==== EXTRACTED RECORDS ====
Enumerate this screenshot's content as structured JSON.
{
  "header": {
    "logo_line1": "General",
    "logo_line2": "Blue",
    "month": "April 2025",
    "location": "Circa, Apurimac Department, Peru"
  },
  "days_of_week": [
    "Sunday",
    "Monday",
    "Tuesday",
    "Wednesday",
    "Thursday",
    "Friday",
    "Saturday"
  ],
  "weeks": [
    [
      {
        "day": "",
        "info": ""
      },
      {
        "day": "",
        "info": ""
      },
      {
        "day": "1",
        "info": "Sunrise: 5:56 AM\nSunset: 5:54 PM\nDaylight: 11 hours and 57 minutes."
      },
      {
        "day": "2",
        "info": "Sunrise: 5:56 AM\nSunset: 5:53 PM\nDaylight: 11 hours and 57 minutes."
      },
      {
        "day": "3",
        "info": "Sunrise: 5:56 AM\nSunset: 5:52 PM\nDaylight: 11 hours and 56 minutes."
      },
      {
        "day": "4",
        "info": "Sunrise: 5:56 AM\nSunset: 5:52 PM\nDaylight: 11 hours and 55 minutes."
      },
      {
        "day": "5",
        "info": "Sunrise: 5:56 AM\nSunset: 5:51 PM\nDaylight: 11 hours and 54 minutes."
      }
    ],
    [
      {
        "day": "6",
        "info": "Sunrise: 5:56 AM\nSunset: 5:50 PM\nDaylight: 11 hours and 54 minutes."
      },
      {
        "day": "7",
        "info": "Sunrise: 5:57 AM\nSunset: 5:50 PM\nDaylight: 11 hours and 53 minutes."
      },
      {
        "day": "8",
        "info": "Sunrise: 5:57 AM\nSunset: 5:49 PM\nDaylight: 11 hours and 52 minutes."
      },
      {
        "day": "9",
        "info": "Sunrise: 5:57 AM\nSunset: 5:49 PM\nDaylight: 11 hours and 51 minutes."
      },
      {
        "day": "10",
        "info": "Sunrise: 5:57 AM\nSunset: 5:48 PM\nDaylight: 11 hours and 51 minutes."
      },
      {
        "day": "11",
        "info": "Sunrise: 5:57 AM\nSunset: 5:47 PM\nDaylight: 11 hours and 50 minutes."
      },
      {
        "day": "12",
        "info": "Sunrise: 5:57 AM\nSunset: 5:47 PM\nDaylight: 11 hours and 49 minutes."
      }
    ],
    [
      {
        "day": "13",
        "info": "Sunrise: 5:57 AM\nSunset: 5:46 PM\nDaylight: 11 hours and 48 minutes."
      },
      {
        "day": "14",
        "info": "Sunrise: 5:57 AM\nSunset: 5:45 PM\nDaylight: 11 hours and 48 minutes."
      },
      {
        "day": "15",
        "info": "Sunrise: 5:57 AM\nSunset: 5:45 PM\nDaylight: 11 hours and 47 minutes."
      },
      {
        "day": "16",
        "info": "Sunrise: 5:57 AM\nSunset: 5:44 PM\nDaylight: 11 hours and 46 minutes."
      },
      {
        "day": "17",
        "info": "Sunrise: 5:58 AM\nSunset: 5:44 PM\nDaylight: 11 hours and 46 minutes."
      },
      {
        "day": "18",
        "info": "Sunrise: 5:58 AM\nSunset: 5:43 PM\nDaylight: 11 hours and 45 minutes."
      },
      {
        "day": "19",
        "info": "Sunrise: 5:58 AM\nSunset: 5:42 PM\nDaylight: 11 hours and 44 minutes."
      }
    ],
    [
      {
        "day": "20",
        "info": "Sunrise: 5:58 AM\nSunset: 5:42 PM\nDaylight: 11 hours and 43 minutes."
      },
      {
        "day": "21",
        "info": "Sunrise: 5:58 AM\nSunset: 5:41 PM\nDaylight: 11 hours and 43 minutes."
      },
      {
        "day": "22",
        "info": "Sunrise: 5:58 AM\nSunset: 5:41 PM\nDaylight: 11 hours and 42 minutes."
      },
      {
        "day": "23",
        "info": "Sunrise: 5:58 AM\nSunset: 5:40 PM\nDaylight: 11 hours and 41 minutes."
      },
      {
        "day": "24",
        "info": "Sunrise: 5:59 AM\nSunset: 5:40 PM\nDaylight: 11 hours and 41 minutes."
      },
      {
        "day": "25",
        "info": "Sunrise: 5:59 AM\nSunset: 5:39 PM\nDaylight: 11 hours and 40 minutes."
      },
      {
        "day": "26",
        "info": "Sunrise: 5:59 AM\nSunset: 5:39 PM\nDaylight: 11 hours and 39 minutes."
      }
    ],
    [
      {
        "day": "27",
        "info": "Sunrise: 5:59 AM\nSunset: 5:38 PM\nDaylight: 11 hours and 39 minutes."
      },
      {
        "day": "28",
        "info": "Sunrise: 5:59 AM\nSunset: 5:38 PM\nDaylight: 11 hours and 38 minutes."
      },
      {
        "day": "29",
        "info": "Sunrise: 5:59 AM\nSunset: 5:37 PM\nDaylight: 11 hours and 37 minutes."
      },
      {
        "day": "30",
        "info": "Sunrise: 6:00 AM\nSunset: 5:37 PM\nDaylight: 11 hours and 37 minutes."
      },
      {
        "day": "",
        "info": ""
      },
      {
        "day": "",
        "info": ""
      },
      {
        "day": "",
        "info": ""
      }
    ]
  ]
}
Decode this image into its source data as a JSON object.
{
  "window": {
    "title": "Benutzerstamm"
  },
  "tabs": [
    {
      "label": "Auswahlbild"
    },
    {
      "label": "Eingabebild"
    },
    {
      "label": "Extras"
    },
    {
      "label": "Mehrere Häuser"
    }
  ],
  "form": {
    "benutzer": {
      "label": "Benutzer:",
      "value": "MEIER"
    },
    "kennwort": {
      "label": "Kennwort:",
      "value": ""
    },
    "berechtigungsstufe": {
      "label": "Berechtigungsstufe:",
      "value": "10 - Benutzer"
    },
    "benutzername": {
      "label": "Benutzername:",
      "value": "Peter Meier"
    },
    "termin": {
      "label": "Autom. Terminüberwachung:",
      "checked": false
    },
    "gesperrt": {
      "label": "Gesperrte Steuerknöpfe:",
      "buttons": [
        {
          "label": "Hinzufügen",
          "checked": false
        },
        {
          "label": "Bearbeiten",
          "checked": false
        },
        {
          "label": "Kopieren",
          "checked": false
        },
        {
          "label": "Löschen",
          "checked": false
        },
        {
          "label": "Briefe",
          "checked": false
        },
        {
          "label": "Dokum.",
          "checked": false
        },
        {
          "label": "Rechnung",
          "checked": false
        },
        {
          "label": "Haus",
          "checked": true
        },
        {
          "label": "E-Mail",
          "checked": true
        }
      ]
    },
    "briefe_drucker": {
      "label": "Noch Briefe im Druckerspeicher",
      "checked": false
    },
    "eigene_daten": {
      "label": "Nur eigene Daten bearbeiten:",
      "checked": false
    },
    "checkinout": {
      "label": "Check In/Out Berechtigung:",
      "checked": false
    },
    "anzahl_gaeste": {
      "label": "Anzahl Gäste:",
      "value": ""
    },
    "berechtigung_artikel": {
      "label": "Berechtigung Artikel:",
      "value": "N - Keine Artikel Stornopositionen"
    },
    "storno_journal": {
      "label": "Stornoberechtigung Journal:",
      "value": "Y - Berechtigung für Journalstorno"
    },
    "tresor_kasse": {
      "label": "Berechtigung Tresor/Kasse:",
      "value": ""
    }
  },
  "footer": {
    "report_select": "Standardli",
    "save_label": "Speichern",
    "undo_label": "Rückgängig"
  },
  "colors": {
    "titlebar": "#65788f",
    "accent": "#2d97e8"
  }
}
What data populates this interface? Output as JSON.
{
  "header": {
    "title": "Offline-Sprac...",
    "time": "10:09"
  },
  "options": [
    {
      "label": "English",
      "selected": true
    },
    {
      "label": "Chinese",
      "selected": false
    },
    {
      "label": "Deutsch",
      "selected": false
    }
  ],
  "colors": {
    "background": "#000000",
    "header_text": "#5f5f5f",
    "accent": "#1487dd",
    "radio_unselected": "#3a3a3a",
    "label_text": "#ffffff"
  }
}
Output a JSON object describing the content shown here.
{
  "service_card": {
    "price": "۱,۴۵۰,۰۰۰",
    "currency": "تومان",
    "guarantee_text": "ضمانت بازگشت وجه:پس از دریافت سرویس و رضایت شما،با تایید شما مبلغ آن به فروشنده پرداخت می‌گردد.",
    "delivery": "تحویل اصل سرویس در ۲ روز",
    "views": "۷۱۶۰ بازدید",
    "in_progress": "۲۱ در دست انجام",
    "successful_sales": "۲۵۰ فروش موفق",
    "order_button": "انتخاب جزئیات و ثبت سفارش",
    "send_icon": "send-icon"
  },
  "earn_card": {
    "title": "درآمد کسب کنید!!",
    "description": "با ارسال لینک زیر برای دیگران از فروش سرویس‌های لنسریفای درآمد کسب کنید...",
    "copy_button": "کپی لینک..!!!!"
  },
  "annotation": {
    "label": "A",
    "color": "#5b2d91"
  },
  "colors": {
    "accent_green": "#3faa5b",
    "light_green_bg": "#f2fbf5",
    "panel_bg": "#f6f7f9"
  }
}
====
**WRITTEN INSTRUCTION**
From the data above, pick out each line containing "this" and copy it.

**COMPLETED TASK**
Enumerate this screenshot's content as structured JSON.
Decode this image into its source data as a JSON object.
What data populates this interface? Output as JSON.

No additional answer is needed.